Rows from a dataset
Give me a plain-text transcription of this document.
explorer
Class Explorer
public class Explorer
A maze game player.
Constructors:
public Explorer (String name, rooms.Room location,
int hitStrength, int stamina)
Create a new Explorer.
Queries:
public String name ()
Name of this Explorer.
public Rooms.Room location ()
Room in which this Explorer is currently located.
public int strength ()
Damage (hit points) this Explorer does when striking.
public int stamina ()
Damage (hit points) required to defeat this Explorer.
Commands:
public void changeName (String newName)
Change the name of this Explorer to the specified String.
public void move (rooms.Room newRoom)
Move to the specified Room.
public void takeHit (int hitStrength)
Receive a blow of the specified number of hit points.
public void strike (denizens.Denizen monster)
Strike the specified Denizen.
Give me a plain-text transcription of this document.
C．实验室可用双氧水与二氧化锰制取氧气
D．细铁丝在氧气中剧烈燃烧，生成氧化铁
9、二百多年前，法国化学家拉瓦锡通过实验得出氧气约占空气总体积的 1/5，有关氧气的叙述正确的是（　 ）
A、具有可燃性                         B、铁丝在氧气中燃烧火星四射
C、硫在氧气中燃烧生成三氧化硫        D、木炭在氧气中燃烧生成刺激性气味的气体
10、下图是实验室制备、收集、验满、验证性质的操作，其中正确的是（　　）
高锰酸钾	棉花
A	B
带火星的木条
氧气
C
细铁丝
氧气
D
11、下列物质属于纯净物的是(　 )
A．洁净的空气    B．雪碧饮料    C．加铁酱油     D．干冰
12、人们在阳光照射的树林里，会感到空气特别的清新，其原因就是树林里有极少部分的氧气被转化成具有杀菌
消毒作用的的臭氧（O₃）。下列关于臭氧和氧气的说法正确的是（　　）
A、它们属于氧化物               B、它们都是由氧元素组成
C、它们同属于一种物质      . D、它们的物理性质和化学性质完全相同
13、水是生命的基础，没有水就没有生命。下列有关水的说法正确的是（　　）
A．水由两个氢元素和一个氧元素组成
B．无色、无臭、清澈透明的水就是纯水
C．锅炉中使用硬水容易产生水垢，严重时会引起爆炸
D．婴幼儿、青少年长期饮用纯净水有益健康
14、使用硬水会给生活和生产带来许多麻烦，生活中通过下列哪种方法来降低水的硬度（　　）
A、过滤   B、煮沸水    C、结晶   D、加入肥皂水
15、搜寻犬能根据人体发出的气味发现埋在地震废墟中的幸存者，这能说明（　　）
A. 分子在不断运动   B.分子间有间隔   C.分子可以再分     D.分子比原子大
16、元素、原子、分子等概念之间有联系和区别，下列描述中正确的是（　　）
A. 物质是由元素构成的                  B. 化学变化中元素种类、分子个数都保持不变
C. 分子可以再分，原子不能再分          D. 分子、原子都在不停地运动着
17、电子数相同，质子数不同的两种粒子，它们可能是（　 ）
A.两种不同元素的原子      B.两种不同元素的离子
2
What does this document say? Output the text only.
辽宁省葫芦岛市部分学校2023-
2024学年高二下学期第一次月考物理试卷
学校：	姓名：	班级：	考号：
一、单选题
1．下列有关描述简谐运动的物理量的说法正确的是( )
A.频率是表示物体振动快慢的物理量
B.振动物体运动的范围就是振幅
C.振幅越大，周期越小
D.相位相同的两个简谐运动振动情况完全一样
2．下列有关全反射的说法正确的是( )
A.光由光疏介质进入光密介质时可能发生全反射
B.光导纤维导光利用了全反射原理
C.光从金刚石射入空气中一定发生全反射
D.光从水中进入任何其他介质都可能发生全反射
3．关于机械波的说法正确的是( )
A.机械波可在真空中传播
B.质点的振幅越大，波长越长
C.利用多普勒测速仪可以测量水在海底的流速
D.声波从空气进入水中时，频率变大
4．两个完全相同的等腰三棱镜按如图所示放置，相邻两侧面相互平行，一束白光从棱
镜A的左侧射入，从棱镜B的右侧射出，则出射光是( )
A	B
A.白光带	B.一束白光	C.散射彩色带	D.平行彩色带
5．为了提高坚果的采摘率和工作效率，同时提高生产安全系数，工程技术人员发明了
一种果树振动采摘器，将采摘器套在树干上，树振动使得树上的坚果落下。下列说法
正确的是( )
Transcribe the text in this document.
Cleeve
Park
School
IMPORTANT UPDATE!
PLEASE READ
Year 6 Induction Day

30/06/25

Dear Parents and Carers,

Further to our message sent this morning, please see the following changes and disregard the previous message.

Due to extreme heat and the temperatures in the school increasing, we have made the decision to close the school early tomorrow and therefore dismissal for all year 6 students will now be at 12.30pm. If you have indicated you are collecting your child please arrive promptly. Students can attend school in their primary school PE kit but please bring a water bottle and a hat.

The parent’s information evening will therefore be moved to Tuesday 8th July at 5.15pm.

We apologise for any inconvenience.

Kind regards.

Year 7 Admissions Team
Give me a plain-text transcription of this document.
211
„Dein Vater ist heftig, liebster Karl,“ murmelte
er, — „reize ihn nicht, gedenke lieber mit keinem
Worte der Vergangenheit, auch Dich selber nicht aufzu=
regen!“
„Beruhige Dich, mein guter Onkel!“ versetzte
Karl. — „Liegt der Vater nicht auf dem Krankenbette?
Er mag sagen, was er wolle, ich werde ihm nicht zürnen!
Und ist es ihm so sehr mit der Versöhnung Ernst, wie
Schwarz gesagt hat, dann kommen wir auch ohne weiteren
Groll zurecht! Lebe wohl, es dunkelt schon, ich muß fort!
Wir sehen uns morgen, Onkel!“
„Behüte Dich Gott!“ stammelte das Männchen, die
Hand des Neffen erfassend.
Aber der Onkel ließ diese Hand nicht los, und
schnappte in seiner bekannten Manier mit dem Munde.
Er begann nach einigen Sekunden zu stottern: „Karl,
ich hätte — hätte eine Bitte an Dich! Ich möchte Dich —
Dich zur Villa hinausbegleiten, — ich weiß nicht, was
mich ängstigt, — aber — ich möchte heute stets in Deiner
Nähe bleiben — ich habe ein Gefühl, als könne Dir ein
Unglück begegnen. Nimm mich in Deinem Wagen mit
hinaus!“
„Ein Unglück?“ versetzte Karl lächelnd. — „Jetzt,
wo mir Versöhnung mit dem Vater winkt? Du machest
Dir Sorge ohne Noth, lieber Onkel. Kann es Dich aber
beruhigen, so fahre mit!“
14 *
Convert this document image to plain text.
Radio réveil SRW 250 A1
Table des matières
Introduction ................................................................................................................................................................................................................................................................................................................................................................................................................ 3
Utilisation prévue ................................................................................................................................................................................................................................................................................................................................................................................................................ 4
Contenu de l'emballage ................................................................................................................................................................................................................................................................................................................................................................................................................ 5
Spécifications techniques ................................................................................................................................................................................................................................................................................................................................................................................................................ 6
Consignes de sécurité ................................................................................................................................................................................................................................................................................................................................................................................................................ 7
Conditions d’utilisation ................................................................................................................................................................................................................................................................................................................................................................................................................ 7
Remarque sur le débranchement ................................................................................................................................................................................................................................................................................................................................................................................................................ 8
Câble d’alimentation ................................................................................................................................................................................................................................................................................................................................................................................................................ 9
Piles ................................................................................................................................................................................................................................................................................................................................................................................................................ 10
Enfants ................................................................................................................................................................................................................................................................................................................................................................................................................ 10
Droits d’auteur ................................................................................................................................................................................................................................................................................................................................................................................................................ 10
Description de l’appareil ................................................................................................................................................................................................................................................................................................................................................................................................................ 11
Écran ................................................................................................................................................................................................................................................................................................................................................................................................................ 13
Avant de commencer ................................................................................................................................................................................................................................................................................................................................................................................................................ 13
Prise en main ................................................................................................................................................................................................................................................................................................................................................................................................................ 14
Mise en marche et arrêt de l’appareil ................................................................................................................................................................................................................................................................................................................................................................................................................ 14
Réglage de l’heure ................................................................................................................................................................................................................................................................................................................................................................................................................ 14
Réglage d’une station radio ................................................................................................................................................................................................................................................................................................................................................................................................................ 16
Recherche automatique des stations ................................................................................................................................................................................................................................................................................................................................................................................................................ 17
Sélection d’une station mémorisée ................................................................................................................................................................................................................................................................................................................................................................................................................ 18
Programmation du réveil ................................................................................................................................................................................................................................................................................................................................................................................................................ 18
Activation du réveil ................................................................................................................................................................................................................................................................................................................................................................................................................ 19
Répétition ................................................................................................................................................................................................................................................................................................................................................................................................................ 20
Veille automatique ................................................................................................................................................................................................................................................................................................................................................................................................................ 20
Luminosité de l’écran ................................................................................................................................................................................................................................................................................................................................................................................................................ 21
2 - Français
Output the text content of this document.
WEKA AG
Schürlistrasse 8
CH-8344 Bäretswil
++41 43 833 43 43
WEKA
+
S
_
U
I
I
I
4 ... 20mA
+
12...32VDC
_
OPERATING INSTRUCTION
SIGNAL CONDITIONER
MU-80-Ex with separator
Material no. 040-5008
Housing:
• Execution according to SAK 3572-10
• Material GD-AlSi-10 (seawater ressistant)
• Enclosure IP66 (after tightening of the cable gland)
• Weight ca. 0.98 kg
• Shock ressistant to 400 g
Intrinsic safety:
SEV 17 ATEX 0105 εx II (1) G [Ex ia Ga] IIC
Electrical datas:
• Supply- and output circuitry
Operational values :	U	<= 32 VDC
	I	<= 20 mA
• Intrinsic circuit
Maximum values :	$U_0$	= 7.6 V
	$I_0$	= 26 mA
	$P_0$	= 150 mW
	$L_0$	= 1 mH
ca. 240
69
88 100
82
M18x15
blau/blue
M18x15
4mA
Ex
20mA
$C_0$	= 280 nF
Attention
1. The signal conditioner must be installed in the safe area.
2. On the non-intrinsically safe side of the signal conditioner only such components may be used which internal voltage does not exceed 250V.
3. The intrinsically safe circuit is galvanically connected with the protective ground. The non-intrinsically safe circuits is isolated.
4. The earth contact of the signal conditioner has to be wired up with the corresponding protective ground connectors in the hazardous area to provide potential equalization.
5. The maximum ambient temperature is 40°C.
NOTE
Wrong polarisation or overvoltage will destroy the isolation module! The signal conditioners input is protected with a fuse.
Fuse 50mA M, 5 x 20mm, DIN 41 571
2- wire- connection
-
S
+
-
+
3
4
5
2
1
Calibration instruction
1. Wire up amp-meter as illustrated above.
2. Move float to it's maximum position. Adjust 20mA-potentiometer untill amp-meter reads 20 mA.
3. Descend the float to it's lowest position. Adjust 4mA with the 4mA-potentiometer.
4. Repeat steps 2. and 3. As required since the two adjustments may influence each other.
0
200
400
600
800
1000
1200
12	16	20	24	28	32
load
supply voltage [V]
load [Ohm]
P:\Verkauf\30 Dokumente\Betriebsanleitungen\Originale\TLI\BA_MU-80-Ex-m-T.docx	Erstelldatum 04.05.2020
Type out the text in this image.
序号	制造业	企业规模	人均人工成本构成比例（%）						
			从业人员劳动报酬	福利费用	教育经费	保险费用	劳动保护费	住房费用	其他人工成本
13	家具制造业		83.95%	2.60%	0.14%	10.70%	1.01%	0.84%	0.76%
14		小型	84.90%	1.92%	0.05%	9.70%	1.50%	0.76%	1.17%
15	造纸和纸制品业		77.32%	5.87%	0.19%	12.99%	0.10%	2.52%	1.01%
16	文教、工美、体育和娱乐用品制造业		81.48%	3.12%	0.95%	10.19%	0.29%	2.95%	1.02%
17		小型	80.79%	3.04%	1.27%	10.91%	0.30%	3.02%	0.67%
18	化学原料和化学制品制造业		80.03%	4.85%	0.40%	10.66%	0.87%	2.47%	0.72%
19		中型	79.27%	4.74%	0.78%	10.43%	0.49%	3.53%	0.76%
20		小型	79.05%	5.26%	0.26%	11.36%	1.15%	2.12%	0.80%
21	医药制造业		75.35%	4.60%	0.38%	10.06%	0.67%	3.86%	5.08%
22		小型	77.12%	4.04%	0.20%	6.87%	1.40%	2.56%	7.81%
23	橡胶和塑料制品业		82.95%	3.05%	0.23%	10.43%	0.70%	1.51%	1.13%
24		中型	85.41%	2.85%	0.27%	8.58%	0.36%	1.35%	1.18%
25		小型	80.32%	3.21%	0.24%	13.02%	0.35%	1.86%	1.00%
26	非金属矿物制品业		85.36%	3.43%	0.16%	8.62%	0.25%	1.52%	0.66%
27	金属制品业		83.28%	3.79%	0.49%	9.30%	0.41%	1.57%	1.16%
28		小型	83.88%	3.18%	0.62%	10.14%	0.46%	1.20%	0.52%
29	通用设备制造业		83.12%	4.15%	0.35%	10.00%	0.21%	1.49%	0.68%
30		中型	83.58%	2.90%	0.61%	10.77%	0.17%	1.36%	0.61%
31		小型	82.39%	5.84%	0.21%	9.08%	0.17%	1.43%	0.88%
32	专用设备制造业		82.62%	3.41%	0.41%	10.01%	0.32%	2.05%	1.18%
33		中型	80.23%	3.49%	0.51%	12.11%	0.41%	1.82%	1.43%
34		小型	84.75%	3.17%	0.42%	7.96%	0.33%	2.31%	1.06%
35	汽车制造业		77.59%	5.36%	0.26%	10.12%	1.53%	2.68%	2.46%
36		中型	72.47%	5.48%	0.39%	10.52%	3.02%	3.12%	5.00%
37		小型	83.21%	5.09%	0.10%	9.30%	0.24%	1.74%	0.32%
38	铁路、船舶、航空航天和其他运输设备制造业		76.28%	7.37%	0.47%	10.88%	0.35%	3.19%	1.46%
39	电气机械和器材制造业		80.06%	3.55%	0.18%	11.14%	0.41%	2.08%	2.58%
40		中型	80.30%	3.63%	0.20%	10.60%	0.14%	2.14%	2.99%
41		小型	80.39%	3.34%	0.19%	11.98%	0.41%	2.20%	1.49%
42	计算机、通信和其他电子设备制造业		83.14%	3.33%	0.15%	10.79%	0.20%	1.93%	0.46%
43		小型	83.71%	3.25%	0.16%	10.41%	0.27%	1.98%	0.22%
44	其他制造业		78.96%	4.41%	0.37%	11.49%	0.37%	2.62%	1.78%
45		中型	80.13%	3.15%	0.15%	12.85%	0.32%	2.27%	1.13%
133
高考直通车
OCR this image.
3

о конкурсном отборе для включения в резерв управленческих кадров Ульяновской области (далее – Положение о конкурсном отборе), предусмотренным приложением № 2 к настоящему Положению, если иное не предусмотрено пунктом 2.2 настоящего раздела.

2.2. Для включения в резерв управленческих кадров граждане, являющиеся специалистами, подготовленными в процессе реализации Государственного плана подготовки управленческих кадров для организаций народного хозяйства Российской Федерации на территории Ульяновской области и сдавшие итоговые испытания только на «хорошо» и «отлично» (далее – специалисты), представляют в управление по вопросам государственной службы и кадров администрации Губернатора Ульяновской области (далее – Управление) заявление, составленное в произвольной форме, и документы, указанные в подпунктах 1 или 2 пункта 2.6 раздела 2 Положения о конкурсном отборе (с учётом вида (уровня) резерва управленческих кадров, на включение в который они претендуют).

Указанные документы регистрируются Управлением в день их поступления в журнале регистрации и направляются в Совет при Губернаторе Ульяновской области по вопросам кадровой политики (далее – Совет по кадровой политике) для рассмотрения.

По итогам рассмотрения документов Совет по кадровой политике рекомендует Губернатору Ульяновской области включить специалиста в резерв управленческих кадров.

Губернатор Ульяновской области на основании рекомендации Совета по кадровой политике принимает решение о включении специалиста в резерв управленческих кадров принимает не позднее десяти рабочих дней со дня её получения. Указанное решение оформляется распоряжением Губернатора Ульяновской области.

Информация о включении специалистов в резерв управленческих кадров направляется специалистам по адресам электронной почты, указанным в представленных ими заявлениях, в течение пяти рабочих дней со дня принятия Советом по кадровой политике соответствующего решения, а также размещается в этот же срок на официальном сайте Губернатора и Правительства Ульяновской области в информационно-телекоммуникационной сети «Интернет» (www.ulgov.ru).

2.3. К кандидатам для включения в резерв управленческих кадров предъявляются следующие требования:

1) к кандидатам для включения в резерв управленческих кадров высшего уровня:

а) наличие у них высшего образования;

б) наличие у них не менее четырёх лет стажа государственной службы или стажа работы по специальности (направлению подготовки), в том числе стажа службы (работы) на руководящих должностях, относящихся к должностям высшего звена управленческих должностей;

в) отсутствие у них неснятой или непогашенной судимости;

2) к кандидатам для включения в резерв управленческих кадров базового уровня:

→ **Instruction**
Determine how many lines include the string "Material". Give no answer but the number.

→ **Output**
2